THE INPUT:
------------------------------------------------------------

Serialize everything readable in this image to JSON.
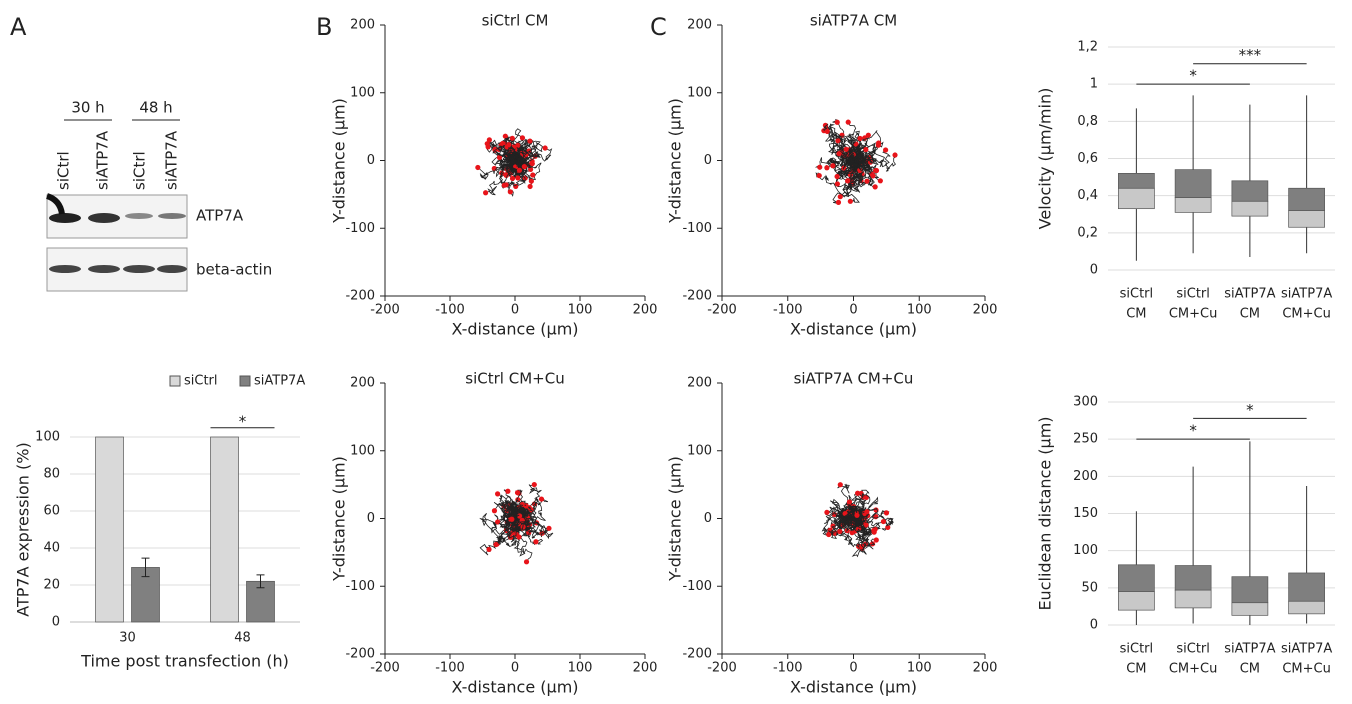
{
  "panel_labels": [
    "A",
    "B",
    "C"
  ],
  "blot": {
    "time_labels": [
      "30 h",
      "48 h"
    ],
    "lane_labels": [
      "siCtrl",
      "siATP7A",
      "siCtrl",
      "siATP7A"
    ],
    "band_labels": [
      "ATP7A",
      "beta-actin"
    ]
  },
  "chart_data": [
    {
      "type": "bar",
      "ylabel": "ATP7A expression (%)",
      "xlabel": "Time post transfection (h)",
      "categories": [
        "30",
        "48"
      ],
      "series": [
        {
          "name": "siCtrl",
          "color": "#d9d9d9",
          "values": [
            100,
            100
          ]
        },
        {
          "name": "siATP7A",
          "color": "#808080",
          "values": [
            29.5,
            22
          ],
          "errors": [
            5,
            3.5
          ]
        }
      ],
      "ylim": [
        0,
        100
      ],
      "yticks": [
        0,
        20,
        40,
        60,
        80,
        100
      ],
      "grid": true,
      "legend": "top",
      "annotations": [
        {
          "text": "*",
          "category": 1,
          "y": 105
        }
      ]
    },
    {
      "type": "trajectory",
      "title": "siCtrl CM",
      "xlabel": "X-distance (µm)",
      "ylabel": "Y-distance (µm)",
      "xlim": [
        -200,
        200
      ],
      "ylim": [
        -200,
        200
      ],
      "xticks": [
        -200,
        -100,
        0,
        100,
        200
      ],
      "yticks": [
        -200,
        -100,
        0,
        100,
        200
      ],
      "color": "#222222",
      "end_color": "#e8141a"
    },
    {
      "type": "trajectory",
      "title": "siATP7A CM",
      "xlabel": "X-distance (µm)",
      "ylabel": "Y-distance (µm)",
      "xlim": [
        -200,
        200
      ],
      "ylim": [
        -200,
        200
      ],
      "xticks": [
        -200,
        -100,
        0,
        100,
        200
      ],
      "yticks": [
        -200,
        -100,
        0,
        100,
        200
      ],
      "color": "#222222",
      "end_color": "#e8141a"
    },
    {
      "type": "trajectory",
      "title": "siCtrl CM+Cu",
      "xlabel": "X-distance (µm)",
      "ylabel": "Y-distance (µm)",
      "xlim": [
        -200,
        200
      ],
      "ylim": [
        -200,
        200
      ],
      "xticks": [
        -200,
        -100,
        0,
        100,
        200
      ],
      "yticks": [
        -200,
        -100,
        0,
        100,
        200
      ],
      "color": "#222222",
      "end_color": "#e8141a"
    },
    {
      "type": "trajectory",
      "title": "siATP7A CM+Cu",
      "xlabel": "X-distance (µm)",
      "ylabel": "Y-distance (µm)",
      "xlim": [
        -200,
        200
      ],
      "ylim": [
        -200,
        200
      ],
      "xticks": [
        -200,
        -100,
        0,
        100,
        200
      ],
      "yticks": [
        -200,
        -100,
        0,
        100,
        200
      ],
      "color": "#222222",
      "end_color": "#e8141a"
    },
    {
      "type": "box",
      "ylabel": "Velocity (µm/min)",
      "categories": [
        [
          "siCtrl",
          "CM"
        ],
        [
          "siCtrl",
          "CM+Cu"
        ],
        [
          "siATP7A",
          "CM"
        ],
        [
          "siATP7A",
          "CM+Cu"
        ]
      ],
      "boxes": [
        {
          "min": 0.05,
          "q1": 0.33,
          "median": 0.44,
          "q3": 0.52,
          "max": 0.87
        },
        {
          "min": 0.09,
          "q1": 0.31,
          "median": 0.39,
          "q3": 0.54,
          "max": 0.94
        },
        {
          "min": 0.07,
          "q1": 0.29,
          "median": 0.37,
          "q3": 0.48,
          "max": 0.89
        },
        {
          "min": 0.09,
          "q1": 0.23,
          "median": 0.32,
          "q3": 0.44,
          "max": 0.94
        }
      ],
      "colors": [
        "#c8c8c8",
        "#7f7f7f"
      ],
      "ylim": [
        0,
        1.2
      ],
      "yticks": [
        0,
        {
          "value": 0.2,
          "label": "0,2"
        },
        {
          "value": 0.4,
          "label": "0,4"
        },
        {
          "value": 0.6,
          "label": "0,6"
        },
        {
          "value": 0.8,
          "label": "0,8"
        },
        1,
        {
          "value": 1.2,
          "label": "1,2"
        }
      ],
      "grid": true,
      "annotations": [
        {
          "text": "*",
          "from": 0,
          "to": 2,
          "y": 1.0
        },
        {
          "text": "***",
          "from": 1,
          "to": 3,
          "y": 1.11
        }
      ]
    },
    {
      "type": "box",
      "ylabel": "Euclidean distance (µm)",
      "categories": [
        [
          "siCtrl",
          "CM"
        ],
        [
          "siCtrl",
          "CM+Cu"
        ],
        [
          "siATP7A",
          "CM"
        ],
        [
          "siATP7A",
          "CM+Cu"
        ]
      ],
      "boxes": [
        {
          "min": 0,
          "q1": 20,
          "median": 45,
          "q3": 81,
          "max": 153
        },
        {
          "min": 2,
          "q1": 23,
          "median": 47,
          "q3": 80,
          "max": 213
        },
        {
          "min": 0,
          "q1": 13,
          "median": 30,
          "q3": 65,
          "max": 247
        },
        {
          "min": 2,
          "q1": 15,
          "median": 32,
          "q3": 70,
          "max": 187
        }
      ],
      "colors": [
        "#c8c8c8",
        "#7f7f7f"
      ],
      "ylim": [
        0,
        300
      ],
      "yticks": [
        0,
        50,
        100,
        150,
        200,
        250,
        300
      ],
      "grid": true,
      "annotations": [
        {
          "text": "*",
          "from": 0,
          "to": 2,
          "y": 250
        },
        {
          "text": "*",
          "from": 1,
          "to": 3,
          "y": 278
        }
      ]
    }
  ]
}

------------------------------------------------------------

EXERCISE: The records above must be echoed exactly, minus their pictures.

SOLUTION:
Serialize everything readable in this image to JSON.
{
  "panel_labels": [
    "A",
    "B",
    "C"
  ],
  "blot": {
    "time_labels": [
      "30 h",
      "48 h"
    ],
    "lane_labels": [
      "siCtrl",
      "siATP7A",
      "siCtrl",
      "siATP7A"
    ],
    "band_labels": [
      "ATP7A",
      "beta-actin"
    ]
  },
  "chart_data": [
    {
      "type": "bar",
      "ylabel": "ATP7A expression (%)",
      "xlabel": "Time post transfection (h)",
      "categories": [
        "30",
        "48"
      ],
      "series": [
        {
          "name": "siCtrl",
          "color": "#d9d9d9",
          "values": [
            100,
            100
          ]
        },
        {
          "name": "siATP7A",
          "color": "#808080",
          "values": [
            29.5,
            22
          ],
          "errors": [
            5,
            3.5
          ]
        }
      ],
      "ylim": [
        0,
        100
      ],
      "yticks": [
        0,
        20,
        40,
        60,
        80,
        100
      ],
      "grid": true,
      "legend": "top",
      "annotations": [
        {
          "text": "*",
          "category": 1,
          "y": 105
        }
      ]
    },
    {
      "type": "trajectory",
      "title": "siCtrl CM",
      "xlabel": "X-distance (µm)",
      "ylabel": "Y-distance (µm)",
      "xlim": [
        -200,
        200
      ],
      "ylim": [
        -200,
        200
      ],
      "xticks": [
        -200,
        -100,
        0,
        100,
        200
      ],
      "yticks": [
        -200,
        -100,
        0,
        100,
        200
      ],
      "color": "#222222",
      "end_color": "#e8141a"
    },
    {
      "type": "trajectory",
      "title": "siATP7A CM",
      "xlabel": "X-distance (µm)",
      "ylabel": "Y-distance (µm)",
      "xlim": [
        -200,
        200
      ],
      "ylim": [
        -200,
        200
      ],
      "xticks": [
        -200,
        -100,
        0,
        100,
        200
      ],
      "yticks": [
        -200,
        -100,
        0,
        100,
        200
      ],
      "color": "#222222",
      "end_color": "#e8141a"
    },
    {
      "type": "trajectory",
      "title": "siCtrl CM+Cu",
      "xlabel": "X-distance (µm)",
      "ylabel": "Y-distance (µm)",
      "xlim": [
        -200,
        200
      ],
      "ylim": [
        -200,
        200
      ],
      "xticks": [
        -200,
        -100,
        0,
        100,
        200
      ],
      "yticks": [
        -200,
        -100,
        0,
        100,
        200
      ],
      "color": "#222222",
      "end_color": "#e8141a"
    },
    {
      "type": "trajectory",
      "title": "siATP7A CM+Cu",
      "xlabel": "X-distance (µm)",
      "ylabel": "Y-distance (µm)",
      "xlim": [
        -200,
        200
      ],
      "ylim": [
        -200,
        200
      ],
      "xticks": [
        -200,
        -100,
        0,
        100,
        200
      ],
      "yticks": [
        -200,
        -100,
        0,
        100,
        200
      ],
      "color": "#222222",
      "end_color": "#e8141a"
    },
    {
      "type": "box",
      "ylabel": "Velocity (µm/min)",
      "categories": [
        [
          "siCtrl",
          "CM"
        ],
        [
          "siCtrl",
          "CM+Cu"
        ],
        [
          "siATP7A",
          "CM"
        ],
        [
          "siATP7A",
          "CM+Cu"
        ]
      ],
      "boxes": [
        {
          "min": 0.05,
          "q1": 0.33,
          "median": 0.44,
          "q3": 0.52,
          "max": 0.87
        },
        {
          "min": 0.09,
          "q1": 0.31,
          "median": 0.39,
          "q3": 0.54,
          "max": 0.94
        },
        {
          "min": 0.07,
          "q1": 0.29,
          "median": 0.37,
          "q3": 0.48,
          "max": 0.89
        },
        {
          "min": 0.09,
          "q1": 0.23,
          "median": 0.32,
          "q3": 0.44,
          "max": 0.94
        }
      ],
      "colors": [
        "#c8c8c8",
        "#7f7f7f"
      ],
      "ylim": [
        0,
        1.2
      ],
      "yticks": [
        0,
        {
          "value": 0.2,
          "label": "0,2"
        },
        {
          "value": 0.4,
          "label": "0,4"
        },
        {
          "value": 0.6,
          "label": "0,6"
        },
        {
          "value": 0.8,
          "label": "0,8"
        },
        1,
        {
          "value": 1.2,
          "label": "1,2"
        }
      ],
      "grid": true,
      "annotations": [
        {
          "text": "*",
          "from": 0,
          "to": 2,
          "y": 1.0
        },
        {
          "text": "***",
          "from": 1,
          "to": 3,
          "y": 1.11
        }
      ]
    },
    {
      "type": "box",
      "ylabel": "Euclidean distance (µm)",
      "categories": [
        [
          "siCtrl",
          "CM"
        ],
        [
          "siCtrl",
          "CM+Cu"
        ],
        [
          "siATP7A",
          "CM"
        ],
        [
          "siATP7A",
          "CM+Cu"
        ]
      ],
      "boxes": [
        {
          "min": 0,
          "q1": 20,
          "median": 45,
          "q3": 81,
          "max": 153
        },
        {
          "min": 2,
          "q1": 23,
          "median": 47,
          "q3": 80,
          "max": 213
        },
        {
          "min": 0,
          "q1": 13,
          "median": 30,
          "q3": 65,
          "max": 247
        },
        {
          "min": 2,
          "q1": 15,
          "median": 32,
          "q3": 70,
          "max": 187
        }
      ],
      "colors": [
        "#c8c8c8",
        "#7f7f7f"
      ],
      "ylim": [
        0,
        300
      ],
      "yticks": [
        0,
        50,
        100,
        150,
        200,
        250,
        300
      ],
      "grid": true,
      "annotations": [
        {
          "text": "*",
          "from": 0,
          "to": 2,
          "y": 250
        },
        {
          "text": "*",
          "from": 1,
          "to": 3,
          "y": 278
        }
      ]
    }
  ]
}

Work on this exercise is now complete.